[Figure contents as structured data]
=====
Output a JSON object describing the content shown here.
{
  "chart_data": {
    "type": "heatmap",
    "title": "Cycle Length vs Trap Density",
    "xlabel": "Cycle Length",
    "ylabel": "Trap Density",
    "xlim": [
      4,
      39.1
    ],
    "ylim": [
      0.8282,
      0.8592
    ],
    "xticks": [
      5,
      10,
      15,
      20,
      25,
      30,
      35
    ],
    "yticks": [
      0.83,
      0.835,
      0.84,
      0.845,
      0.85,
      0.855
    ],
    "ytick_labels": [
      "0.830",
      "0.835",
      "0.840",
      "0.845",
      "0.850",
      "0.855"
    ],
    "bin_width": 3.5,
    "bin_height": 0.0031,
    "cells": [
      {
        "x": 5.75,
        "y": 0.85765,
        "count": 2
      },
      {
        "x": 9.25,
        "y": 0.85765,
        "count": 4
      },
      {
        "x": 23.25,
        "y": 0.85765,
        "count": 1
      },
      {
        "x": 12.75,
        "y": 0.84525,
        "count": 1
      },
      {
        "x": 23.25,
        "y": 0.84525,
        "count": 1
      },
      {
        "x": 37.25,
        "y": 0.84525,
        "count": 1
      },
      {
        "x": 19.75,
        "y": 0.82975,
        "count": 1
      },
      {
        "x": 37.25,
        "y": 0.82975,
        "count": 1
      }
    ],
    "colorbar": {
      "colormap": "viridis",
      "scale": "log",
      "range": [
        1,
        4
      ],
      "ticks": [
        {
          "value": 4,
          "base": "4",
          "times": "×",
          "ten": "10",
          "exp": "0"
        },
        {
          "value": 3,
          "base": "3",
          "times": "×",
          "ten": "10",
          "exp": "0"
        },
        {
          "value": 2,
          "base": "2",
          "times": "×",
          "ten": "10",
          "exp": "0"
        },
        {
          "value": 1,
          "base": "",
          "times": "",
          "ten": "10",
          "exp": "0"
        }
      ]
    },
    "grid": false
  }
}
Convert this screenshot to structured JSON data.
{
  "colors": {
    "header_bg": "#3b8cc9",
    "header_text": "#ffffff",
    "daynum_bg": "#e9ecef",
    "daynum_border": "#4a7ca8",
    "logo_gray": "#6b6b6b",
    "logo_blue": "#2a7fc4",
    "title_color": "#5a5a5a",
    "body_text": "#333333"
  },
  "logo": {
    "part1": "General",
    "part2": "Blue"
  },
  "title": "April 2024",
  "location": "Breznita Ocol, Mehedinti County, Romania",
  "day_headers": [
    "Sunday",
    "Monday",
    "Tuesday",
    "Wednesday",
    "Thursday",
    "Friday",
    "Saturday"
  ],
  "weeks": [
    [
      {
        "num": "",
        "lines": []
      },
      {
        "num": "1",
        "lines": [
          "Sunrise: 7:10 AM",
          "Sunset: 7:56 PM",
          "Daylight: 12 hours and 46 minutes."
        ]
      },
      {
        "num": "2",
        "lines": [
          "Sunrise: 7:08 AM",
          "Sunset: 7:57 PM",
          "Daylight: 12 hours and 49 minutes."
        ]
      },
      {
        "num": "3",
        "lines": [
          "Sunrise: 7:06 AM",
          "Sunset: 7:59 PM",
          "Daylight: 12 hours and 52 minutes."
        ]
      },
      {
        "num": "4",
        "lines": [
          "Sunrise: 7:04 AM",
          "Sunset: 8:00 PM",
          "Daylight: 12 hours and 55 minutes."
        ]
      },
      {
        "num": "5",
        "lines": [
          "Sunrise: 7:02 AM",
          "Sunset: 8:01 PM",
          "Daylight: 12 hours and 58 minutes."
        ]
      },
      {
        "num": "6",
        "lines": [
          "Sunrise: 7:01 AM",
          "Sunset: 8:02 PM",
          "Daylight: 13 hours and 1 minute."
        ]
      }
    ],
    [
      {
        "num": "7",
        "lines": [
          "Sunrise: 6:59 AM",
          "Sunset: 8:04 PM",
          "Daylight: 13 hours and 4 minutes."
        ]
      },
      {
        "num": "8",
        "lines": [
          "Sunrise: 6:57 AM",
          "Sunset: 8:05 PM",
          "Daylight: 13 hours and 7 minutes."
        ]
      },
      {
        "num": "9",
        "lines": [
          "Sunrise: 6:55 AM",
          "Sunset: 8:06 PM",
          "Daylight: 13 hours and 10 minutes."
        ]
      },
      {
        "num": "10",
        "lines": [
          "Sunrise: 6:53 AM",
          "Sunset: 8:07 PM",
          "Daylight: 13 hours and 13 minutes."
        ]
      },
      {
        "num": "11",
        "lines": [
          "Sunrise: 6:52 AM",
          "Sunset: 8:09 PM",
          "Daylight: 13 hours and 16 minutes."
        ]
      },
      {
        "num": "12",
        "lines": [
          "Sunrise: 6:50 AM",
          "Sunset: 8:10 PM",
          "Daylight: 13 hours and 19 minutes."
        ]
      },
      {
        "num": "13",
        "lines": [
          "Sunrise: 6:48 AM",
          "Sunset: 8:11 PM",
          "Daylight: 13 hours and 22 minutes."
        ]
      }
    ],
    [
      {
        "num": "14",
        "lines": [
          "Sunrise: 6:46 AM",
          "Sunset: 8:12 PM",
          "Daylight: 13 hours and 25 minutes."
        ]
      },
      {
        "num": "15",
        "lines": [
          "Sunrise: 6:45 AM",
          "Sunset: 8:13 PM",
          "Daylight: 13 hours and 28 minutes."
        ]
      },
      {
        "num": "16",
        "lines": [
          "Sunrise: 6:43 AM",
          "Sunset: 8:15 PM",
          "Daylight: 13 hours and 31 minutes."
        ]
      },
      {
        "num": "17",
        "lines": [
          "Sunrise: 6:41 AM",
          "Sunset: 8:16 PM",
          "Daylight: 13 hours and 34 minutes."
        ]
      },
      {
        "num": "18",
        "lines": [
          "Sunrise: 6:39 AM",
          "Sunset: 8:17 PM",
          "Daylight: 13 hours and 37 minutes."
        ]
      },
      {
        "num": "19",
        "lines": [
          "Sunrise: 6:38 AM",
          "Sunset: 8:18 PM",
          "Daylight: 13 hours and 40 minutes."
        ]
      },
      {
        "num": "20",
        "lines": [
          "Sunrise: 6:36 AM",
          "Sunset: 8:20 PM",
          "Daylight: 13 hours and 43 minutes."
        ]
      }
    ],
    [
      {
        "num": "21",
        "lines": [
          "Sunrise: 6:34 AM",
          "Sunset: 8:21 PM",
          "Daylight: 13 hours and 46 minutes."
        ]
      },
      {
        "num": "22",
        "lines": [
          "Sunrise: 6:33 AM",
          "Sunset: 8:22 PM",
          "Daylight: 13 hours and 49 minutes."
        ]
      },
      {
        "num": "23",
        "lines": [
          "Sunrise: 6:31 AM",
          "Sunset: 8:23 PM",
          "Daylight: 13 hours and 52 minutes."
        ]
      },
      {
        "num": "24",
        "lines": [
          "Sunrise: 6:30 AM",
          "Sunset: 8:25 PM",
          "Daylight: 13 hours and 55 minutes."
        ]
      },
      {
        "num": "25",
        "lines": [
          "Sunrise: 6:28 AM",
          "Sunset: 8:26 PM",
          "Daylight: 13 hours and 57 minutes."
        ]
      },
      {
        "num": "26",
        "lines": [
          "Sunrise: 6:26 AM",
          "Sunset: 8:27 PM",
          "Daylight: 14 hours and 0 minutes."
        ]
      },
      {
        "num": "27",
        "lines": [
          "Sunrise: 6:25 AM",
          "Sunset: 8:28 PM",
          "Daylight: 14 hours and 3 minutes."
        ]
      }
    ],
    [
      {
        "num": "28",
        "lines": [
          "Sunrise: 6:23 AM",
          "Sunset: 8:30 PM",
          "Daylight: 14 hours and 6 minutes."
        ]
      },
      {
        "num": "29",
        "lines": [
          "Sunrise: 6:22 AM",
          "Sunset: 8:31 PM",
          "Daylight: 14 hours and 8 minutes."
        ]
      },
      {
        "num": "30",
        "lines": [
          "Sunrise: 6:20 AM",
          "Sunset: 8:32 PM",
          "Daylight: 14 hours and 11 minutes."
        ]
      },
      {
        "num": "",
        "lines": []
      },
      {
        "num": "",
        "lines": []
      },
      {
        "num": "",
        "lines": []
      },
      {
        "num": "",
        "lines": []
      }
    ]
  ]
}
=====
TASK PROMPT: What is the number of lines in the data holding the word "Length"? Reply with that number only.

REPLY: 2